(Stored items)
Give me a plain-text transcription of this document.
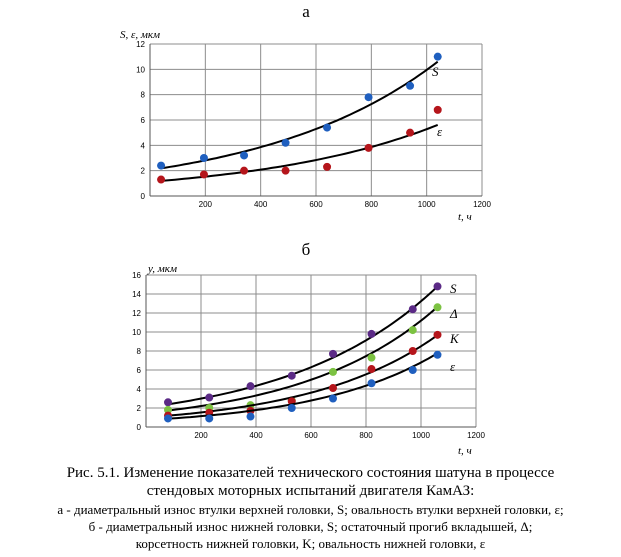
а
S, ε, мкм
t, ч
200	400	600	800	1000	1200
0
2
4
6
8
10
12
S
ε
б
y, мкм
t, ч
200	400	600	800	1000	1200
0
2
4
6
8
10
12
14
16
S
Δ
K
ε
Рис. 5.1. Изменение показателей технического состояния шатуна в процессе
стендовых моторных испытаний двигателя КамАЗ:
а - диаметральный износ втулки верхней головки, S; овальность втулки верхней головки, ε;
б - диаметральный износ нижней головки, S; остаточный прогиб вкладышей, Δ;
корсетность нижней головки, K; овальность нижней головки, ε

AIM: Single out each line of the records above with the string "нижней" in it, and copy it.

SOLVED PROBLEM:
б - диаметральный износ нижней головки, S; остаточный прогиб вкладышей, Δ;
корсетность нижней головки, K; овальность нижней головки, ε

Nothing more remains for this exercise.